(Material provided):
:::::

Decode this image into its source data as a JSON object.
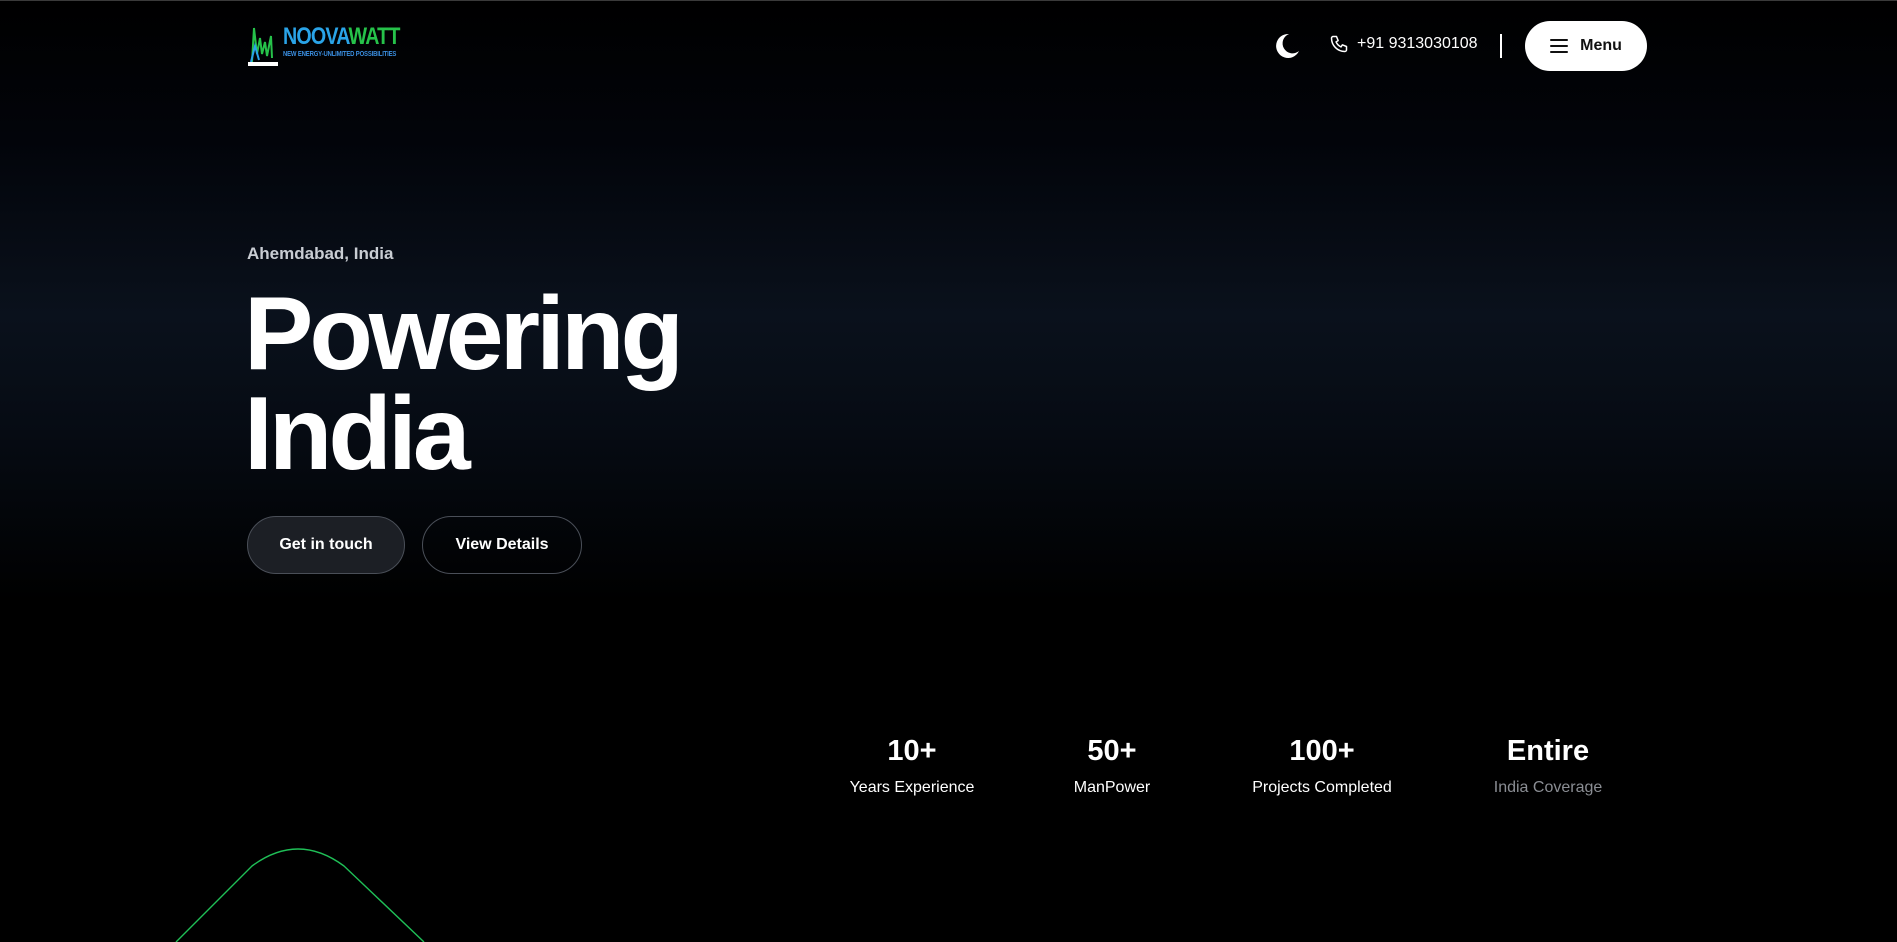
{
  "header": {
    "logo": {
      "word_part1": "NOOVA",
      "word_part2": "WATT",
      "tagline": "NEW ENERGY-UNLIMITED POSSIBILITIES"
    },
    "theme_toggle_icon": "moon-icon",
    "phone": {
      "icon": "phone-icon",
      "number": "+91 9313030108"
    },
    "menu": {
      "icon": "hamburger-icon",
      "label": "Menu"
    }
  },
  "hero": {
    "location": "Ahemdabad, India",
    "headline_line1": "Powering",
    "headline_line2": "India",
    "primary_button": "Get in touch",
    "secondary_button": "View Details"
  },
  "stats": [
    {
      "value": "10+",
      "label": "Years Experience"
    },
    {
      "value": "50+",
      "label": "ManPower"
    },
    {
      "value": "100+",
      "label": "Projects Completed"
    },
    {
      "value": "Entire",
      "label": "India Coverage"
    }
  ],
  "colors": {
    "logo_blue": "#2aa4e8",
    "logo_green": "#26c24a",
    "accent_green": "#1fbf57",
    "background": "#000000"
  }
}
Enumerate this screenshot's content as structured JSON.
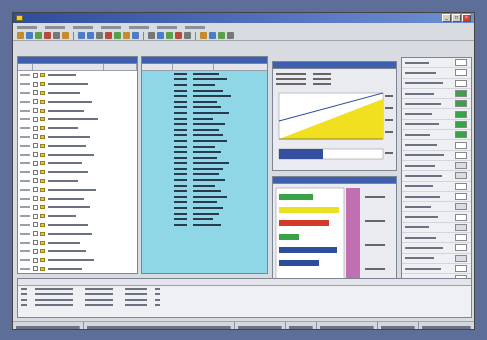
{
  "window": {
    "title": ""
  },
  "menubar": {
    "items": [
      "",
      "",
      "",
      "",
      "",
      "",
      ""
    ]
  },
  "toolbar": {
    "button_count": 22
  },
  "tree": {
    "rows": 24,
    "colors": {
      "folder": "#e2c34a",
      "background": "#ffffff"
    }
  },
  "list": {
    "rows": 28,
    "colors": {
      "background": "#8fd7e6"
    }
  },
  "chart_panel": {
    "colors": {
      "fill": "#f0e020",
      "bar": "#334f9e"
    }
  },
  "gantt_panel": {
    "colors": {
      "green": "#39a246",
      "yellow": "#e8e020",
      "red": "#d33a2a",
      "blue": "#2d4d9e",
      "pink": "#c06fb0"
    }
  },
  "properties": {
    "rows": 22
  },
  "bottom_table": {
    "rows": 4
  },
  "status_bar": {
    "fields": 7
  },
  "theme": {
    "titlebar": "#2f4d9a",
    "window_bg": "#d8dbe0",
    "desktop_bg": "#5d6f98"
  }
}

:::::

(Exercise):
Pull out and copy each line containing the string "label".

(Expected output):
      "label": "Menu"
      "label": "Years Experience"
      "label": "ManPower"
      "label": "Projects Completed"
      "label": "India Coverage"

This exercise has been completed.